== Required work ==
Show every line in the records below that contains the word "Write".

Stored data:
+---+

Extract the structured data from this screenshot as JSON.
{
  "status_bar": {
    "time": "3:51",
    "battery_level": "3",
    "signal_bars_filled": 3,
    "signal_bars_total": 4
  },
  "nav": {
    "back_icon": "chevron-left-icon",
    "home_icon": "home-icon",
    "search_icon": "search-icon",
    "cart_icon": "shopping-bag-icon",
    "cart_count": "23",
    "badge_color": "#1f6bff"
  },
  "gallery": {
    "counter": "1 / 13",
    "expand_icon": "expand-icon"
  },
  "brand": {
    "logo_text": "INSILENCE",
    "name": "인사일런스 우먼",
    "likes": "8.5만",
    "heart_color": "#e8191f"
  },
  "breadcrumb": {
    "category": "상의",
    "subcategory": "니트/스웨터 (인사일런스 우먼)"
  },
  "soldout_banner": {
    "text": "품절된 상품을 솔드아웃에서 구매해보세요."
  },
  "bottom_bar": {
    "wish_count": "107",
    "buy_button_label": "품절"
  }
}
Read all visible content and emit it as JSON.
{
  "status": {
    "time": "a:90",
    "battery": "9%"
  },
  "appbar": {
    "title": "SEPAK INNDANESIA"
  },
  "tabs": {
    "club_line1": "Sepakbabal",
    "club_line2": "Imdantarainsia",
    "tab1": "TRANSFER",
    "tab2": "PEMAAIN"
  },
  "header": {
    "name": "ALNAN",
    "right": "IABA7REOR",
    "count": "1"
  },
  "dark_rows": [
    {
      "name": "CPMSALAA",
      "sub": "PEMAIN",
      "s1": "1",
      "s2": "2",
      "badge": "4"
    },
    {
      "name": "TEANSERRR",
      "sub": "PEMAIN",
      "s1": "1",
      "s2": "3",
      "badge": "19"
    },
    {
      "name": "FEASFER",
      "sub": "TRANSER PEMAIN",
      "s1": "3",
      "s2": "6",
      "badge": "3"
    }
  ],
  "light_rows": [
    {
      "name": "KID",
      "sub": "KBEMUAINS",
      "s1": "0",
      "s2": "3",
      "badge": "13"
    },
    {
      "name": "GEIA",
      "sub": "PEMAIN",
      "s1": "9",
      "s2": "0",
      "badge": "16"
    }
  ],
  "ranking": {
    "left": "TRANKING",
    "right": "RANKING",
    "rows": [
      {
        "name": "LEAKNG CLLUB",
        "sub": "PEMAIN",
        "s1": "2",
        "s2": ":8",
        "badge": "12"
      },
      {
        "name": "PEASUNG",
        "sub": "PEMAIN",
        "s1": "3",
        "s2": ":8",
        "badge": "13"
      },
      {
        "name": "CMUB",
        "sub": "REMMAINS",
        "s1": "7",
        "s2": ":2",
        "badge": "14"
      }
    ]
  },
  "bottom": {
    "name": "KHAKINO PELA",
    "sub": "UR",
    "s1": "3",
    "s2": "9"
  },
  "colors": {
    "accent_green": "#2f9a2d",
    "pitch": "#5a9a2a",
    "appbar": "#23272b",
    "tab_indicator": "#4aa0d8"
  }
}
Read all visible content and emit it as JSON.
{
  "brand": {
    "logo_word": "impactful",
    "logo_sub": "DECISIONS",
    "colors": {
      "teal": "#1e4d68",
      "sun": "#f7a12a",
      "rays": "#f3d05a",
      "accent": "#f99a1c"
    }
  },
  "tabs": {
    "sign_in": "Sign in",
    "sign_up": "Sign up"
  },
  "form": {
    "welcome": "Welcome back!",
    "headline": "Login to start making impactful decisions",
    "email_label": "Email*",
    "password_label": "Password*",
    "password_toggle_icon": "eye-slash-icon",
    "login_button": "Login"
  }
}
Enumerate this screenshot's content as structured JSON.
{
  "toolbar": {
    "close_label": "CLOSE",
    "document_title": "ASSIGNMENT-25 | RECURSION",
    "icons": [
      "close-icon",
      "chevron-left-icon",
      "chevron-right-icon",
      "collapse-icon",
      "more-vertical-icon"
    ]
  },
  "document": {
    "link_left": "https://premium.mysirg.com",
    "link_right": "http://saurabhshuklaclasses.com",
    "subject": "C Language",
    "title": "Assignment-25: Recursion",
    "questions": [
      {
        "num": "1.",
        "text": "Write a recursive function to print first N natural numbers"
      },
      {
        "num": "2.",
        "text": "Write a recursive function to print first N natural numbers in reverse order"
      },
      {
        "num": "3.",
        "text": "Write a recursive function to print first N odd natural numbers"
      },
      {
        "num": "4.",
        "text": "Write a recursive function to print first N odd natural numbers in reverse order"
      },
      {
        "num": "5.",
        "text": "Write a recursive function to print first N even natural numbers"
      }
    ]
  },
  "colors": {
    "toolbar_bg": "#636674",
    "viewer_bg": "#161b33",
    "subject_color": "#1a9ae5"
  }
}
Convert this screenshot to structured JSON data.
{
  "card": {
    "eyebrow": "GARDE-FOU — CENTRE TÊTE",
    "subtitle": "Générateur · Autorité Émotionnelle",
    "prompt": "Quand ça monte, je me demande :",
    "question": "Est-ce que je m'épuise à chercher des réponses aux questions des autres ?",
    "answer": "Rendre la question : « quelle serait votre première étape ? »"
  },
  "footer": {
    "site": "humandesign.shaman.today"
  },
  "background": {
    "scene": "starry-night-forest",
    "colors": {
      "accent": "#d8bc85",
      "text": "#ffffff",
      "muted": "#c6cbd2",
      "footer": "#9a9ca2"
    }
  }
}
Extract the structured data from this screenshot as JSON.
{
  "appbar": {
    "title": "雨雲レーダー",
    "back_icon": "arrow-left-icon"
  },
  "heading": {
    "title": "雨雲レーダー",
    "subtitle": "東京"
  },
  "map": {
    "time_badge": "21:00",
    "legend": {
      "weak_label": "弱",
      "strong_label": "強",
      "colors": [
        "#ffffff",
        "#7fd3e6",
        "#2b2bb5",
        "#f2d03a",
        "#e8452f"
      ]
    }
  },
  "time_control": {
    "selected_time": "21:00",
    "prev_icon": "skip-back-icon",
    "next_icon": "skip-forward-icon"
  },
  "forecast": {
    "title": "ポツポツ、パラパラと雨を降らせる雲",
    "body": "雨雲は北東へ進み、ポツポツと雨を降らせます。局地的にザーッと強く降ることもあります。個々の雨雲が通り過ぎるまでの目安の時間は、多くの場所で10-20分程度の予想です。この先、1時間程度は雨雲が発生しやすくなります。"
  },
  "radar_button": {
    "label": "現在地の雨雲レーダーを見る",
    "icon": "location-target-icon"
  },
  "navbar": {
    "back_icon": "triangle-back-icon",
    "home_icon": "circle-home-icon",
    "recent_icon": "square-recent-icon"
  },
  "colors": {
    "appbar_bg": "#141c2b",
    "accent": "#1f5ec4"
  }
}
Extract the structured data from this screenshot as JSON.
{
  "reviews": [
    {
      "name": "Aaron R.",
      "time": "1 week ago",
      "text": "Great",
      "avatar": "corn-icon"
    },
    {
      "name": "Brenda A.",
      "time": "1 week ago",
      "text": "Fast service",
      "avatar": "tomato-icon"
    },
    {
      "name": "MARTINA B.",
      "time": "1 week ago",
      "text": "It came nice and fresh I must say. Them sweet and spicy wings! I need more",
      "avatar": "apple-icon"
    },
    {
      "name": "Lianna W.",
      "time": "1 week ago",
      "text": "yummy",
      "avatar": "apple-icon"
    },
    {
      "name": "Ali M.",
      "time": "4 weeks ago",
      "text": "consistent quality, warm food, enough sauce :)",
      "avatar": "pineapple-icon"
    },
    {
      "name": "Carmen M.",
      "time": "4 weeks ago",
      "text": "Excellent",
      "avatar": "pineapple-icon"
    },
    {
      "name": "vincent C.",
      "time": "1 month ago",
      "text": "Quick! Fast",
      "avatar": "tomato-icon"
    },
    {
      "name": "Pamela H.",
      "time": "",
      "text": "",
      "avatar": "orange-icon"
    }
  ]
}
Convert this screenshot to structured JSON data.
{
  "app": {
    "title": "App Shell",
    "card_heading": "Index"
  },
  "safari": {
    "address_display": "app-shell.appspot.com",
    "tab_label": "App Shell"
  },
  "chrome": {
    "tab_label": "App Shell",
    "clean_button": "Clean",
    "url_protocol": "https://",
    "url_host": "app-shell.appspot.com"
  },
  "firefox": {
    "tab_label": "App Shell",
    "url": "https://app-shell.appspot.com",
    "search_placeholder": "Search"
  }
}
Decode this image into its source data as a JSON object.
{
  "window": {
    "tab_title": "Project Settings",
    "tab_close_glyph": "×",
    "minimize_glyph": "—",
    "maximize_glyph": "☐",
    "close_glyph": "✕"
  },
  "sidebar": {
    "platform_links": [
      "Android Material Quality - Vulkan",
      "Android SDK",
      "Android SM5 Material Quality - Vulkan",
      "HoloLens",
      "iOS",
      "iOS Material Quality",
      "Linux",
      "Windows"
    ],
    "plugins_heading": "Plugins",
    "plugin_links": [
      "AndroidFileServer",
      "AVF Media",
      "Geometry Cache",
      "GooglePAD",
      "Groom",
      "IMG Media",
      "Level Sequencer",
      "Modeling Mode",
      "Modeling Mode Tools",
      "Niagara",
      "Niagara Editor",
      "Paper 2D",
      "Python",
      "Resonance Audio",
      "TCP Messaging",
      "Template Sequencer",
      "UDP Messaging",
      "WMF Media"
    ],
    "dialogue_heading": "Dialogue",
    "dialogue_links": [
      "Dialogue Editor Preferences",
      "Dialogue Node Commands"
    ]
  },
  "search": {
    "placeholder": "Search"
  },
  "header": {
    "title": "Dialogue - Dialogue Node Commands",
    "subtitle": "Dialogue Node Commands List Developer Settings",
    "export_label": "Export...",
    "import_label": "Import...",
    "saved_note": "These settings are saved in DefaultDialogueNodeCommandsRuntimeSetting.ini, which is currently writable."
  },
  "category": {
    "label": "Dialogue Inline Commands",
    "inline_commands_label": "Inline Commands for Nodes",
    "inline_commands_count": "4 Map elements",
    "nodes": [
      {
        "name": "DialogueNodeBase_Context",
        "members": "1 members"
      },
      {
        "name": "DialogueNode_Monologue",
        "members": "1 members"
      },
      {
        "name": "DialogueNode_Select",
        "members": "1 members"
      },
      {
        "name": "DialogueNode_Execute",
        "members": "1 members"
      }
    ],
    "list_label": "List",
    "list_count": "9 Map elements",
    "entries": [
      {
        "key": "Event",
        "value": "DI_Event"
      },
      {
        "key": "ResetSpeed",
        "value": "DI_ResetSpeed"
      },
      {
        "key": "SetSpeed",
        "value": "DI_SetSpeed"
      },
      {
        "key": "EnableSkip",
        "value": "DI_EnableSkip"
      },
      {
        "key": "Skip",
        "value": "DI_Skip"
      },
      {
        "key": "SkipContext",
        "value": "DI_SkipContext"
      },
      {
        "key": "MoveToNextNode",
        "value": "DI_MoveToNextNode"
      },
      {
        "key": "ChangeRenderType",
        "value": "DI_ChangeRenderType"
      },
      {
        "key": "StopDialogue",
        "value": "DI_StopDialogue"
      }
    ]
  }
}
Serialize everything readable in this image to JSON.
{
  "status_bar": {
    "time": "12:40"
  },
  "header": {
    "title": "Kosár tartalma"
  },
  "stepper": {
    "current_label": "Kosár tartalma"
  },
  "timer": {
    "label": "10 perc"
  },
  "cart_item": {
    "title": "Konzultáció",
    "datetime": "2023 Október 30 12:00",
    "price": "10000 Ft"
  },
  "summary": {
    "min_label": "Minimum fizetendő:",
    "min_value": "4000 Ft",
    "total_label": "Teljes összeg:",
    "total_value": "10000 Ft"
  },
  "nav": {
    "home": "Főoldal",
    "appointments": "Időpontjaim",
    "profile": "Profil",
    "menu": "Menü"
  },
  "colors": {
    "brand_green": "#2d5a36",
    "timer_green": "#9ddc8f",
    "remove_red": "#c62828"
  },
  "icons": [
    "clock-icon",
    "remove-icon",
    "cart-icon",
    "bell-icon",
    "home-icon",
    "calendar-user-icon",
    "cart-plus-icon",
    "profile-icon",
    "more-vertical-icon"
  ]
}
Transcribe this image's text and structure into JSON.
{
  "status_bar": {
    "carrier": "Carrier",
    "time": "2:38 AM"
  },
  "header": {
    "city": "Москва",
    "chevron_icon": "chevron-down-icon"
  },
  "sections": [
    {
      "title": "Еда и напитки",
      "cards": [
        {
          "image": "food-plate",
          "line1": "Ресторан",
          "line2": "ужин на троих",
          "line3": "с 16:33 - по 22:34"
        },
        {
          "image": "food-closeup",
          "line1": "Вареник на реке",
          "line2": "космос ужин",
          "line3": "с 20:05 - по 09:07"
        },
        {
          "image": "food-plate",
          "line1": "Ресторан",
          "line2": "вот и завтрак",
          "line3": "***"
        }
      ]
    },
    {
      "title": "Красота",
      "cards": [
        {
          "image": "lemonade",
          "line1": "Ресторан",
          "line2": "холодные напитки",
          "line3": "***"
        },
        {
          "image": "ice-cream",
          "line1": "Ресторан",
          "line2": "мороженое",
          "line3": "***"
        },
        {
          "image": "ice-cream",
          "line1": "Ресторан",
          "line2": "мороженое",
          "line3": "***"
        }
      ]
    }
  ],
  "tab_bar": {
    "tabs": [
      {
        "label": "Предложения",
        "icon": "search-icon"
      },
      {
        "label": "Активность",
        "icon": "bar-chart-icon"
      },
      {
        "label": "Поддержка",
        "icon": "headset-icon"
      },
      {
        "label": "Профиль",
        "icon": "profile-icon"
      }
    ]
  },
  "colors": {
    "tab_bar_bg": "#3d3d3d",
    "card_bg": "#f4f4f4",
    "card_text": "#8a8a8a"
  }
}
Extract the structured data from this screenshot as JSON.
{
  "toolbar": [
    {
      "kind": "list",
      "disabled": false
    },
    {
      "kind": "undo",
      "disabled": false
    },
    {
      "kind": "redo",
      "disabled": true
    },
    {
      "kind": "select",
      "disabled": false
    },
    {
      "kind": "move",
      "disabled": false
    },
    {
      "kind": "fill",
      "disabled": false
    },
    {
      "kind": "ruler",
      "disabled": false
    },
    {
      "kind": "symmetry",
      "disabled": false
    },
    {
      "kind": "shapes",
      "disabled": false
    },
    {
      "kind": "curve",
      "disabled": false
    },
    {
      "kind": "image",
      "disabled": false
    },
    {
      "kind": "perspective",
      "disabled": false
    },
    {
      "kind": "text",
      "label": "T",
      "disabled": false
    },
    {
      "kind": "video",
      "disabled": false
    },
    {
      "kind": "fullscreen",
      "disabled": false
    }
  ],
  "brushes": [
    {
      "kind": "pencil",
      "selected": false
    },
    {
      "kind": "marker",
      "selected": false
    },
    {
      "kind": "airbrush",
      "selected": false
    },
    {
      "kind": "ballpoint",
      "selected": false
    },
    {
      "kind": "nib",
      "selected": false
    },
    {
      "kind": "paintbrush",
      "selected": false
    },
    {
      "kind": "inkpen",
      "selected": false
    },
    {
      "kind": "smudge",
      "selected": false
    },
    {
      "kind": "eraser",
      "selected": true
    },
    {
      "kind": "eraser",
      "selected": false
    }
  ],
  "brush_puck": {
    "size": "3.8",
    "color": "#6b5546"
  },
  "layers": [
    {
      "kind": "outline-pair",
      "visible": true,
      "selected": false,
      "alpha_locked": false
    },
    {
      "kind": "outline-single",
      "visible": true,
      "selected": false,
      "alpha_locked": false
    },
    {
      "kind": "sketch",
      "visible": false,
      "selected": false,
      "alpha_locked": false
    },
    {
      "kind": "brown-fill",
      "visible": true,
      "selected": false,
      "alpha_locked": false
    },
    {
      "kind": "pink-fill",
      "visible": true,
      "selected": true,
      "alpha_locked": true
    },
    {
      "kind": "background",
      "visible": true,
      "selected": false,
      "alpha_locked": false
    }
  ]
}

+---+

== Task result ==
        "text": "Write a recursive function to print first N natural numbers"
        "text": "Write a recursive function to print first N natural numbers in reverse order"
        "text": "Write a recursive function to print first N odd natural numbers"
        "text": "Write a recursive function to print first N odd natural numbers in reverse order"
        "text": "Write a recursive function to print first N even natural numbers"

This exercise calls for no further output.